Recorded data
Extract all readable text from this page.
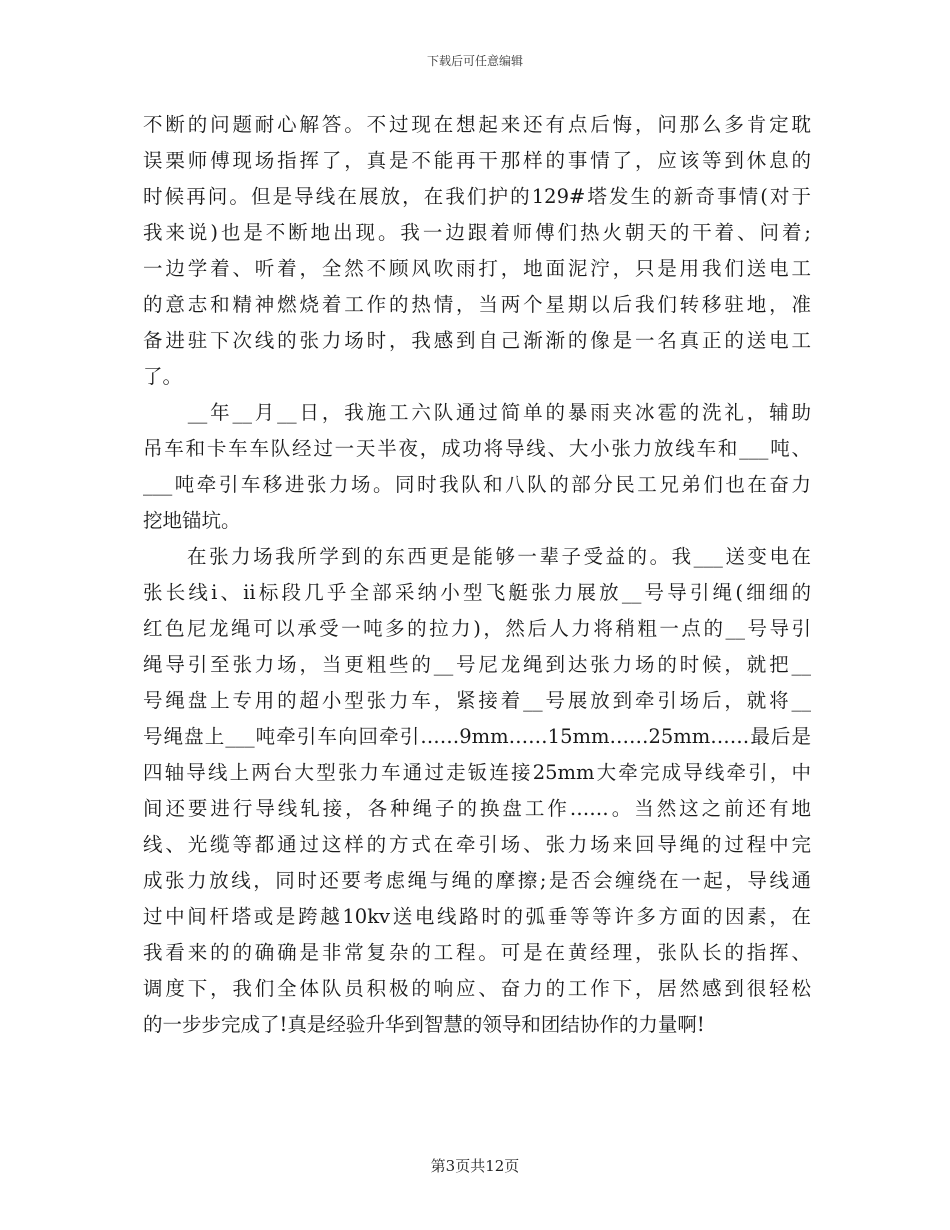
下载后可任意编辑
不断的问题耐心解答。不过现在想起来还有点后悔，问那么多肯定耽
误栗师傅现场指挥了，真是不能再干那样的事情了，应该等到休息的
时候再问。但是导线在展放，在我们护的129#塔发生的新奇事情(对于
我来说)也是不断地出现。我一边跟着师傅们热火朝天的干着、问着;
一边学着、听着，全然不顾风吹雨打，地面泥泞，只是用我们送电工
的意志和精神燃烧着工作的热情，当两个星期以后我们转移驻地，准
备进驻下次线的张力场时，我感到自己渐渐的像是一名真正的送电工
了。
　　__年__月__日，我施工六队通过简单的暴雨夹冰雹的洗礼，辅助
吊车和卡车车队经过一天半夜，成功将导线、大小张力放线车和___吨、
___吨牵引车移进张力场。同时我队和八队的部分民工兄弟们也在奋力
挖地锚坑。
　　在张力场我所学到的东西更是能够一辈子受益的。我___送变电在
张长线ⅰ、ⅱ标段几乎全部采纳小型飞艇张力展放__号导引绳(细细的
红色尼龙绳可以承受一吨多的拉力)，然后人力将稍粗一点的__号导引
绳导引至张力场，当更粗些的__号尼龙绳到达张力场的时候，就把__
号绳盘上专用的超小型张力车，紧接着__号展放到牵引场后，就将__
号绳盘上___吨牵引车向回牵引……9mm……15mm……25mm……最后是
四轴导线上两台大型张力车通过走钣连接25mm大牵完成导线牵引，中
间还要进行导线轧接，各种绳子的换盘工作……。当然这之前还有地
线、光缆等都通过这样的方式在牵引场、张力场来回导绳的过程中完
成张力放线，同时还要考虑绳与绳的摩擦;是否会缠绕在一起，导线通
过中间杆塔或是跨越10kv送电线路时的弧垂等等许多方面的因素，在
我看来的的确确是非常复杂的工程。可是在黄经理，张队长的指挥、
调度下，我们全体队员积极的响应、奋力的工作下，居然感到很轻松
的一步步完成了!真是经验升华到智慧的领导和团结协作的力量啊!
第3页共12页
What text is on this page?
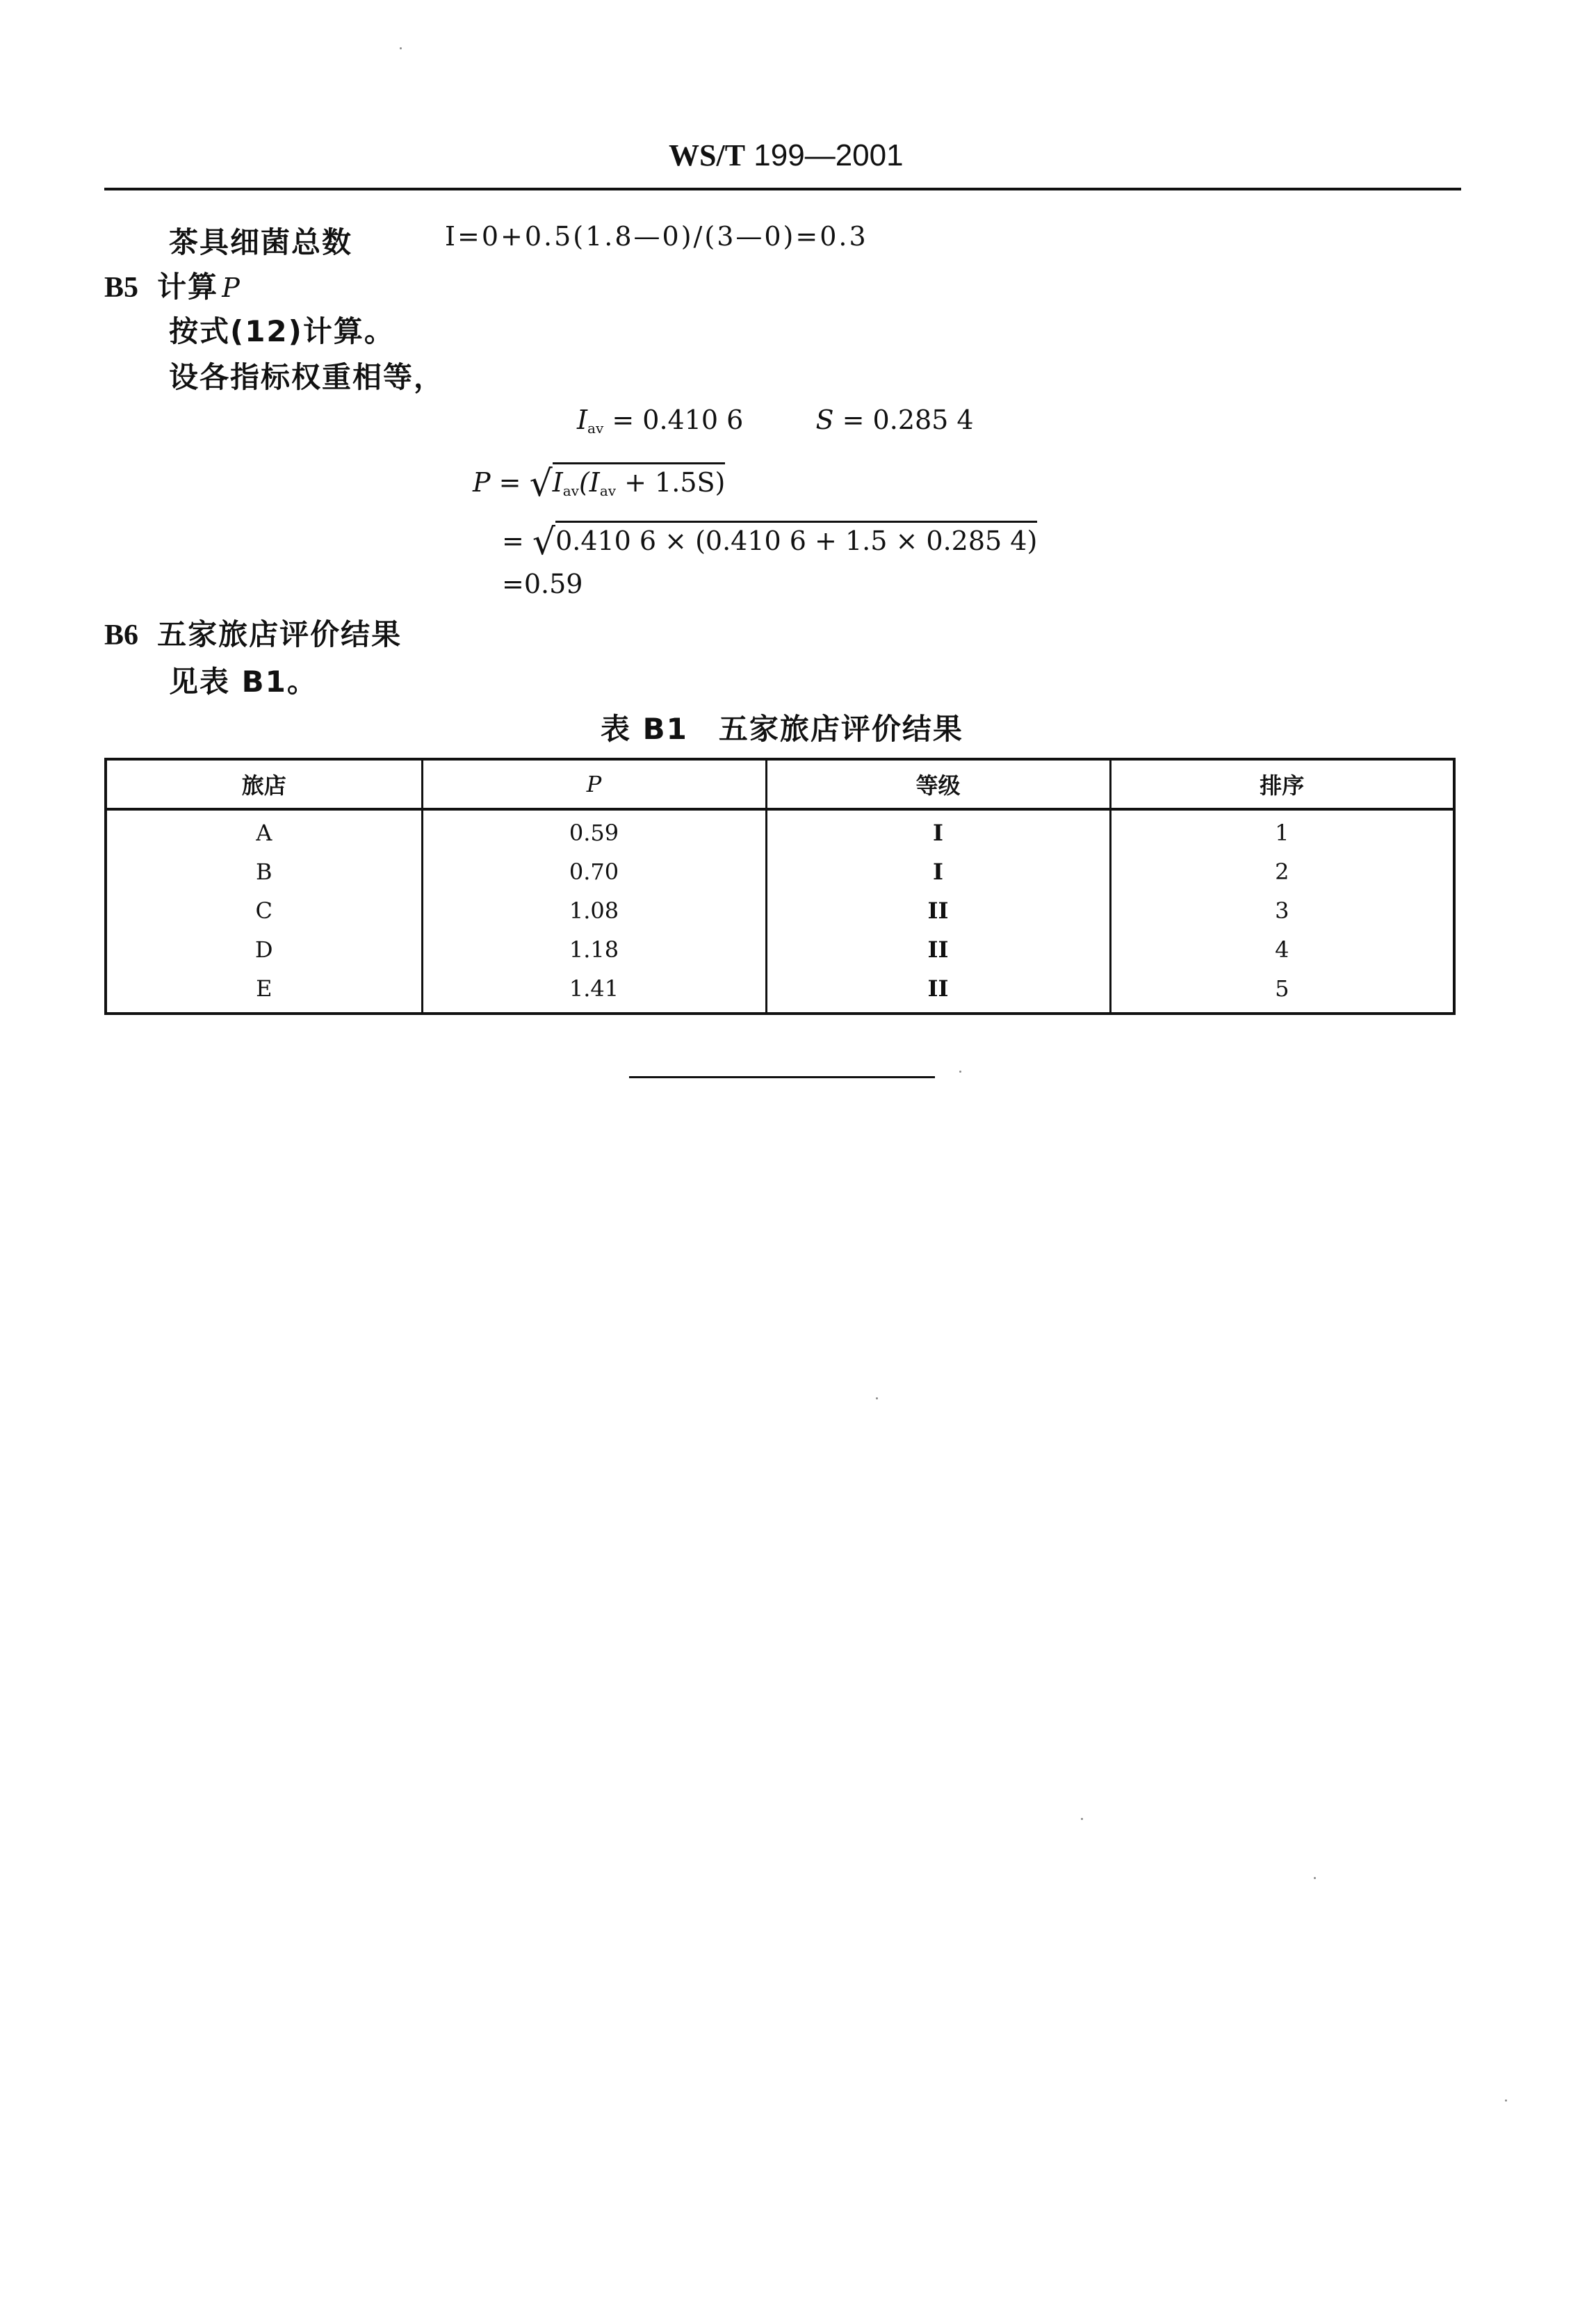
WS/T 199—2001
茶具细菌总数	I=0+0.5(1.8—0)/(3—0)=0.3
B5 计算 P
按式(12)计算。
设各指标权重相等，
$I_{av} = 0.410$ 6	S = 0.285 4
$P = √I_{av}(I_{av} + 1.5S)$
= √0.410 6 × (0.410 6 + 1.5 × 0.285 4)
=0.59
B6 五家旅店评价结果
见表 B1。
表 B1　五家旅店评价结果
旅店	P	等级	排序
A	0.59	I	1
B	0.70	I	2
C	1.08	II	3
D	1.18	II	4
E	1.41	II	5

__Job__
Note each line of the entries that has "text" in it, and copy those lines.

__Correct response__
Extract all readable text from this page.
What text is on this page?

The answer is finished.